--- Dataset content ---

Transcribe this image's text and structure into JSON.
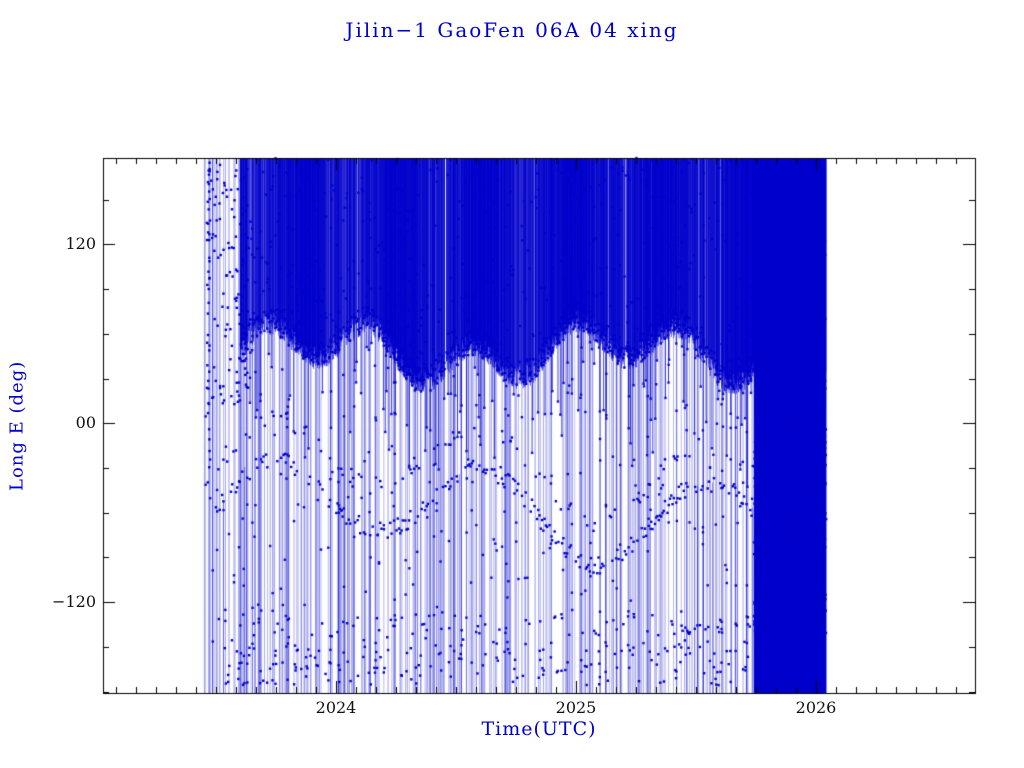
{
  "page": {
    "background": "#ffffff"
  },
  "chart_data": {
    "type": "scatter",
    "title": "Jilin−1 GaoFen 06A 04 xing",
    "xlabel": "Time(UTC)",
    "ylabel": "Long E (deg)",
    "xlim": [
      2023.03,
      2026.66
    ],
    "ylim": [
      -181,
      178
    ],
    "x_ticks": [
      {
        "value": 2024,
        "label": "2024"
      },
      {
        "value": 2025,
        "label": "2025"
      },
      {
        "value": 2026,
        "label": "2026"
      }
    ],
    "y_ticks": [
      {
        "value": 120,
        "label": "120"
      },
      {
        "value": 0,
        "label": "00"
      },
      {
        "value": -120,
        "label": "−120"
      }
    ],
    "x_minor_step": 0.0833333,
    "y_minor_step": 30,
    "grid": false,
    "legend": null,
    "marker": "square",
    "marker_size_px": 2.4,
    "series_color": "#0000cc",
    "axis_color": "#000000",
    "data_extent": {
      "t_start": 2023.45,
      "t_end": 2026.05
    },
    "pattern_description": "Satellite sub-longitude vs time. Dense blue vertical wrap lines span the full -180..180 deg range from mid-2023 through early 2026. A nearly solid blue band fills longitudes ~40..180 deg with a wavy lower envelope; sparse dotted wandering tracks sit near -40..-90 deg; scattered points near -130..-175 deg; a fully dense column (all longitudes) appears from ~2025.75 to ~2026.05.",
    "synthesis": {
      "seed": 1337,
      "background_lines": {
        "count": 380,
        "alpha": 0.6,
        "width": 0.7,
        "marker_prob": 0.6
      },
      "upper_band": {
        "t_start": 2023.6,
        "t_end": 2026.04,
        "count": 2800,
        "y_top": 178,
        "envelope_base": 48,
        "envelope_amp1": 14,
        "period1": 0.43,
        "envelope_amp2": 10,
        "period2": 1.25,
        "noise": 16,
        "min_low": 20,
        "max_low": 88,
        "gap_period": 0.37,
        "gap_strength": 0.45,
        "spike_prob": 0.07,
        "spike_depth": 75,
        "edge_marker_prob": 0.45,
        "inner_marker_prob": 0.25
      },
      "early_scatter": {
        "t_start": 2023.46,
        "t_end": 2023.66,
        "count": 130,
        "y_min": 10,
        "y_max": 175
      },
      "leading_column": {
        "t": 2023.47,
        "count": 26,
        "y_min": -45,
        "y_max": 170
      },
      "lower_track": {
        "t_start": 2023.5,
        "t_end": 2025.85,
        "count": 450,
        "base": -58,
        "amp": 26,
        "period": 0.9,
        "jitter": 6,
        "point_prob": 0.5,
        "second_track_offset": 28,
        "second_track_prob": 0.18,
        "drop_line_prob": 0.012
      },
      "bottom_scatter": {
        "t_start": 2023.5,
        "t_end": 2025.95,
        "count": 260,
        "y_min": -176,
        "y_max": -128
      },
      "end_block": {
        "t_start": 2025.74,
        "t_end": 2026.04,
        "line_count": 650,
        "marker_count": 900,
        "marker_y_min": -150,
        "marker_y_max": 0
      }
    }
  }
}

---

*Work required*.
Every record above should be written out again exactly; the pictures stay out of the copy.

*Solution to the exercise*.
Transcribe this image's text and structure into JSON.
{
  "page": {
    "background": "#ffffff"
  },
  "chart_data": {
    "type": "scatter",
    "title": "Jilin−1 GaoFen 06A 04 xing",
    "xlabel": "Time(UTC)",
    "ylabel": "Long E (deg)",
    "xlim": [
      2023.03,
      2026.66
    ],
    "ylim": [
      -181,
      178
    ],
    "x_ticks": [
      {
        "value": 2024,
        "label": "2024"
      },
      {
        "value": 2025,
        "label": "2025"
      },
      {
        "value": 2026,
        "label": "2026"
      }
    ],
    "y_ticks": [
      {
        "value": 120,
        "label": "120"
      },
      {
        "value": 0,
        "label": "00"
      },
      {
        "value": -120,
        "label": "−120"
      }
    ],
    "x_minor_step": 0.0833333,
    "y_minor_step": 30,
    "grid": false,
    "legend": null,
    "marker": "square",
    "marker_size_px": 2.4,
    "series_color": "#0000cc",
    "axis_color": "#000000",
    "data_extent": {
      "t_start": 2023.45,
      "t_end": 2026.05
    },
    "pattern_description": "Satellite sub-longitude vs time. Dense blue vertical wrap lines span the full -180..180 deg range from mid-2023 through early 2026. A nearly solid blue band fills longitudes ~40..180 deg with a wavy lower envelope; sparse dotted wandering tracks sit near -40..-90 deg; scattered points near -130..-175 deg; a fully dense column (all longitudes) appears from ~2025.75 to ~2026.05.",
    "synthesis": {
      "seed": 1337,
      "background_lines": {
        "count": 380,
        "alpha": 0.6,
        "width": 0.7,
        "marker_prob": 0.6
      },
      "upper_band": {
        "t_start": 2023.6,
        "t_end": 2026.04,
        "count": 2800,
        "y_top": 178,
        "envelope_base": 48,
        "envelope_amp1": 14,
        "period1": 0.43,
        "envelope_amp2": 10,
        "period2": 1.25,
        "noise": 16,
        "min_low": 20,
        "max_low": 88,
        "gap_period": 0.37,
        "gap_strength": 0.45,
        "spike_prob": 0.07,
        "spike_depth": 75,
        "edge_marker_prob": 0.45,
        "inner_marker_prob": 0.25
      },
      "early_scatter": {
        "t_start": 2023.46,
        "t_end": 2023.66,
        "count": 130,
        "y_min": 10,
        "y_max": 175
      },
      "leading_column": {
        "t": 2023.47,
        "count": 26,
        "y_min": -45,
        "y_max": 170
      },
      "lower_track": {
        "t_start": 2023.5,
        "t_end": 2025.85,
        "count": 450,
        "base": -58,
        "amp": 26,
        "period": 0.9,
        "jitter": 6,
        "point_prob": 0.5,
        "second_track_offset": 28,
        "second_track_prob": 0.18,
        "drop_line_prob": 0.012
      },
      "bottom_scatter": {
        "t_start": 2023.5,
        "t_end": 2025.95,
        "count": 260,
        "y_min": -176,
        "y_max": -128
      },
      "end_block": {
        "t_start": 2025.74,
        "t_end": 2026.04,
        "line_count": 650,
        "marker_count": 900,
        "marker_y_min": -150,
        "marker_y_max": 0
      }
    }
  }
}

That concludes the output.